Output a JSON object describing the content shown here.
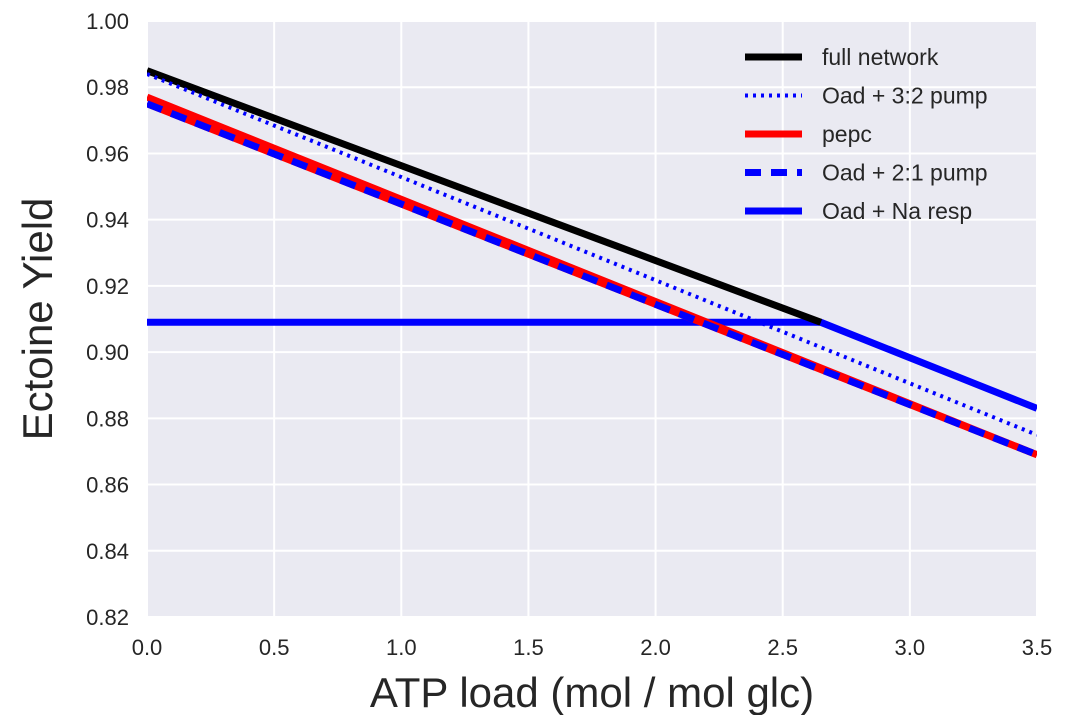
{
  "chart_data": {
    "type": "line",
    "title": "",
    "xlabel": "ATP load (mol / mol glc)",
    "ylabel": "Ectoine Yield",
    "xlim": [
      0.0,
      3.5
    ],
    "ylim": [
      0.82,
      1.0
    ],
    "xticks": [
      "0.0",
      "0.5",
      "1.0",
      "1.5",
      "2.0",
      "2.5",
      "3.0",
      "3.5"
    ],
    "yticks": [
      "0.82",
      "0.84",
      "0.86",
      "0.88",
      "0.90",
      "0.92",
      "0.94",
      "0.96",
      "0.98",
      "1.00"
    ],
    "grid": true,
    "legend_position": "top-right",
    "series": [
      {
        "name": "full network",
        "style": "solid",
        "color": "#000000",
        "x": [
          0.0,
          2.65
        ],
        "y": [
          0.985,
          0.909
        ]
      },
      {
        "name": "Oad + 3:2 pump",
        "style": "dotted",
        "color": "#0000ff",
        "x": [
          0.0,
          3.5
        ],
        "y": [
          0.984,
          0.875
        ]
      },
      {
        "name": "pepc",
        "style": "solid",
        "color": "#ff0000",
        "x": [
          0.0,
          3.5
        ],
        "y": [
          0.977,
          0.869
        ]
      },
      {
        "name": "Oad + 2:1 pump",
        "style": "dashed",
        "color": "#0000ff",
        "x": [
          0.0,
          3.5
        ],
        "y": [
          0.975,
          0.869
        ]
      },
      {
        "name": "Oad + Na resp",
        "style": "solid",
        "color": "#0000ff",
        "x": [
          0.0,
          2.65,
          3.5
        ],
        "y": [
          0.909,
          0.909,
          0.883
        ]
      }
    ]
  }
}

[WRITTEN TASK] Reproduce the material in its entirety and word for word, without the pictures.

[REPLY]
Output a JSON object describing the content shown here.
{
  "chart_data": {
    "type": "line",
    "title": "",
    "xlabel": "ATP load (mol / mol glc)",
    "ylabel": "Ectoine Yield",
    "xlim": [
      0.0,
      3.5
    ],
    "ylim": [
      0.82,
      1.0
    ],
    "xticks": [
      "0.0",
      "0.5",
      "1.0",
      "1.5",
      "2.0",
      "2.5",
      "3.0",
      "3.5"
    ],
    "yticks": [
      "0.82",
      "0.84",
      "0.86",
      "0.88",
      "0.90",
      "0.92",
      "0.94",
      "0.96",
      "0.98",
      "1.00"
    ],
    "grid": true,
    "legend_position": "top-right",
    "series": [
      {
        "name": "full network",
        "style": "solid",
        "color": "#000000",
        "x": [
          0.0,
          2.65
        ],
        "y": [
          0.985,
          0.909
        ]
      },
      {
        "name": "Oad + 3:2 pump",
        "style": "dotted",
        "color": "#0000ff",
        "x": [
          0.0,
          3.5
        ],
        "y": [
          0.984,
          0.875
        ]
      },
      {
        "name": "pepc",
        "style": "solid",
        "color": "#ff0000",
        "x": [
          0.0,
          3.5
        ],
        "y": [
          0.977,
          0.869
        ]
      },
      {
        "name": "Oad + 2:1 pump",
        "style": "dashed",
        "color": "#0000ff",
        "x": [
          0.0,
          3.5
        ],
        "y": [
          0.975,
          0.869
        ]
      },
      {
        "name": "Oad + Na resp",
        "style": "solid",
        "color": "#0000ff",
        "x": [
          0.0,
          2.65,
          3.5
        ],
        "y": [
          0.909,
          0.909,
          0.883
        ]
      }
    ]
  }
}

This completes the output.